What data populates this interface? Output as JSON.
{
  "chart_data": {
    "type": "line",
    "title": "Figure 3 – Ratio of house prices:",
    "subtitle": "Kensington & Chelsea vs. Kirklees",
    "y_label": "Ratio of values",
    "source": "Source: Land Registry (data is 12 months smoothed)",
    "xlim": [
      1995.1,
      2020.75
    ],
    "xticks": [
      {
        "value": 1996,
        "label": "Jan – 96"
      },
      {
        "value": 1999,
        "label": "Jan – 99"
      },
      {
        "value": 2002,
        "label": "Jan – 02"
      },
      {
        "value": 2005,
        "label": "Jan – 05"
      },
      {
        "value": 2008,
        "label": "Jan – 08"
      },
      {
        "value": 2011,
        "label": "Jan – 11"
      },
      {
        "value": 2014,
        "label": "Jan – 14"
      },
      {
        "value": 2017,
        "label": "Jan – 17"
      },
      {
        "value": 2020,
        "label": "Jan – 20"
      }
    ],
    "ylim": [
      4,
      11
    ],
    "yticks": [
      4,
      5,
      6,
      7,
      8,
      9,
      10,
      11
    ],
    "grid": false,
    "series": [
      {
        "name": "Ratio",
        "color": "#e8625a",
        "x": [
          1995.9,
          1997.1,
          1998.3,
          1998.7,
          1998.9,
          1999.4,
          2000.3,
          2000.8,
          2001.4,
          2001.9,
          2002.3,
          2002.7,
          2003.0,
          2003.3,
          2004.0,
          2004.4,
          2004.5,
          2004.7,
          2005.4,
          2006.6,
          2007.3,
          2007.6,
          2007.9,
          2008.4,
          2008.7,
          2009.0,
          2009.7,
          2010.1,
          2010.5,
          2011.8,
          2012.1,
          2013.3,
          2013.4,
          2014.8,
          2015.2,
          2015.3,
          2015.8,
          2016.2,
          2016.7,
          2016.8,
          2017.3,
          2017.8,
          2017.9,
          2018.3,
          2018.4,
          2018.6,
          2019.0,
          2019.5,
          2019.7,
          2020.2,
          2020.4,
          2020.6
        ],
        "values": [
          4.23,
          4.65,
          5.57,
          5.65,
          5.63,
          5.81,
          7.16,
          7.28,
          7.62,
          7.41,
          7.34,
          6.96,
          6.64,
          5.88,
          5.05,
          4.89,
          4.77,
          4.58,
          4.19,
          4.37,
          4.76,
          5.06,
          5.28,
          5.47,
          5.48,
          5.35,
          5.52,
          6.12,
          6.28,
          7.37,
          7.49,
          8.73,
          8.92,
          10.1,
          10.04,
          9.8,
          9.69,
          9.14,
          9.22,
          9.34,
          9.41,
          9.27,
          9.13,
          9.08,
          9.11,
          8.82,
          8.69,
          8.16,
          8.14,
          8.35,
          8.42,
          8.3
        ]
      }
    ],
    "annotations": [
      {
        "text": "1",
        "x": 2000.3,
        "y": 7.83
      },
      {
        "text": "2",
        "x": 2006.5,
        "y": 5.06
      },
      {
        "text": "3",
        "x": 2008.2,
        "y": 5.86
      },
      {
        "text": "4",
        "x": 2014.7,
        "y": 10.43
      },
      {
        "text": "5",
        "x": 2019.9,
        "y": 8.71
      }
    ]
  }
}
=-=-=-=-=
- **STATED EXERCISE**
The whole listing above needs to be written out again exactly.

- **FULL RESPONSE**
What data populates this interface? Output as JSON.
{
  "chart_data": {
    "type": "line",
    "title": "Figure 3 – Ratio of house prices:",
    "subtitle": "Kensington & Chelsea vs. Kirklees",
    "y_label": "Ratio of values",
    "source": "Source: Land Registry (data is 12 months smoothed)",
    "xlim": [
      1995.1,
      2020.75
    ],
    "xticks": [
      {
        "value": 1996,
        "label": "Jan – 96"
      },
      {
        "value": 1999,
        "label": "Jan – 99"
      },
      {
        "value": 2002,
        "label": "Jan – 02"
      },
      {
        "value": 2005,
        "label": "Jan – 05"
      },
      {
        "value": 2008,
        "label": "Jan – 08"
      },
      {
        "value": 2011,
        "label": "Jan – 11"
      },
      {
        "value": 2014,
        "label": "Jan – 14"
      },
      {
        "value": 2017,
        "label": "Jan – 17"
      },
      {
        "value": 2020,
        "label": "Jan – 20"
      }
    ],
    "ylim": [
      4,
      11
    ],
    "yticks": [
      4,
      5,
      6,
      7,
      8,
      9,
      10,
      11
    ],
    "grid": false,
    "series": [
      {
        "name": "Ratio",
        "color": "#e8625a",
        "x": [
          1995.9,
          1997.1,
          1998.3,
          1998.7,
          1998.9,
          1999.4,
          2000.3,
          2000.8,
          2001.4,
          2001.9,
          2002.3,
          2002.7,
          2003.0,
          2003.3,
          2004.0,
          2004.4,
          2004.5,
          2004.7,
          2005.4,
          2006.6,
          2007.3,
          2007.6,
          2007.9,
          2008.4,
          2008.7,
          2009.0,
          2009.7,
          2010.1,
          2010.5,
          2011.8,
          2012.1,
          2013.3,
          2013.4,
          2014.8,
          2015.2,
          2015.3,
          2015.8,
          2016.2,
          2016.7,
          2016.8,
          2017.3,
          2017.8,
          2017.9,
          2018.3,
          2018.4,
          2018.6,
          2019.0,
          2019.5,
          2019.7,
          2020.2,
          2020.4,
          2020.6
        ],
        "values": [
          4.23,
          4.65,
          5.57,
          5.65,
          5.63,
          5.81,
          7.16,
          7.28,
          7.62,
          7.41,
          7.34,
          6.96,
          6.64,
          5.88,
          5.05,
          4.89,
          4.77,
          4.58,
          4.19,
          4.37,
          4.76,
          5.06,
          5.28,
          5.47,
          5.48,
          5.35,
          5.52,
          6.12,
          6.28,
          7.37,
          7.49,
          8.73,
          8.92,
          10.1,
          10.04,
          9.8,
          9.69,
          9.14,
          9.22,
          9.34,
          9.41,
          9.27,
          9.13,
          9.08,
          9.11,
          8.82,
          8.69,
          8.16,
          8.14,
          8.35,
          8.42,
          8.3
        ]
      }
    ],
    "annotations": [
      {
        "text": "1",
        "x": 2000.3,
        "y": 7.83
      },
      {
        "text": "2",
        "x": 2006.5,
        "y": 5.06
      },
      {
        "text": "3",
        "x": 2008.2,
        "y": 5.86
      },
      {
        "text": "4",
        "x": 2014.7,
        "y": 10.43
      },
      {
        "text": "5",
        "x": 2019.9,
        "y": 8.71
      }
    ]
  }
}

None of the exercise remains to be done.